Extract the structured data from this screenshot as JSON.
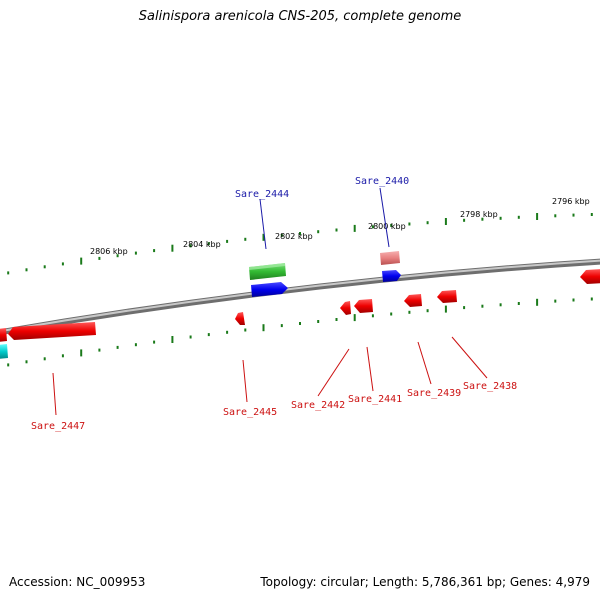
{
  "title": "Salinispora arenicola CNS-205, complete genome",
  "accession": "Accession: NC_009953",
  "stats": "Topology: circular; Length: 5,786,361 bp; Genes: 4,979",
  "colors": {
    "backbone": "#8a8a8a",
    "tick": "#1a7a1a",
    "forward_label": "#1a1aa8",
    "reverse_label": "#cc1111",
    "gene_red": "#ee0000",
    "gene_blue": "#0000ee",
    "gene_green": "#33bb33",
    "gene_pink": "#e88080",
    "gene_cyan": "#00cccc"
  },
  "scale": {
    "unit": "kbp",
    "labels": [
      "2806 kbp",
      "2804 kbp",
      "2802 kbp",
      "2800 kbp",
      "2798 kbp",
      "2796 kbp"
    ]
  },
  "gene_labels": {
    "forward": [
      "Sare_2444",
      "Sare_2440"
    ],
    "reverse": [
      "Sare_2447",
      "Sare_2445",
      "Sare_2442",
      "Sare_2441",
      "Sare_2439",
      "Sare_2438"
    ]
  }
}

************

▸ Task objective: The copy must include every record exactly and none of the pictures.

▸ Answer:
Extract the structured data from this screenshot as JSON.
{
  "title": "Salinispora arenicola CNS-205, complete genome",
  "accession": "Accession: NC_009953",
  "stats": "Topology: circular; Length: 5,786,361 bp; Genes: 4,979",
  "colors": {
    "backbone": "#8a8a8a",
    "tick": "#1a7a1a",
    "forward_label": "#1a1aa8",
    "reverse_label": "#cc1111",
    "gene_red": "#ee0000",
    "gene_blue": "#0000ee",
    "gene_green": "#33bb33",
    "gene_pink": "#e88080",
    "gene_cyan": "#00cccc"
  },
  "scale": {
    "unit": "kbp",
    "labels": [
      "2806 kbp",
      "2804 kbp",
      "2802 kbp",
      "2800 kbp",
      "2798 kbp",
      "2796 kbp"
    ]
  },
  "gene_labels": {
    "forward": [
      "Sare_2444",
      "Sare_2440"
    ],
    "reverse": [
      "Sare_2447",
      "Sare_2445",
      "Sare_2442",
      "Sare_2441",
      "Sare_2439",
      "Sare_2438"
    ]
  }
}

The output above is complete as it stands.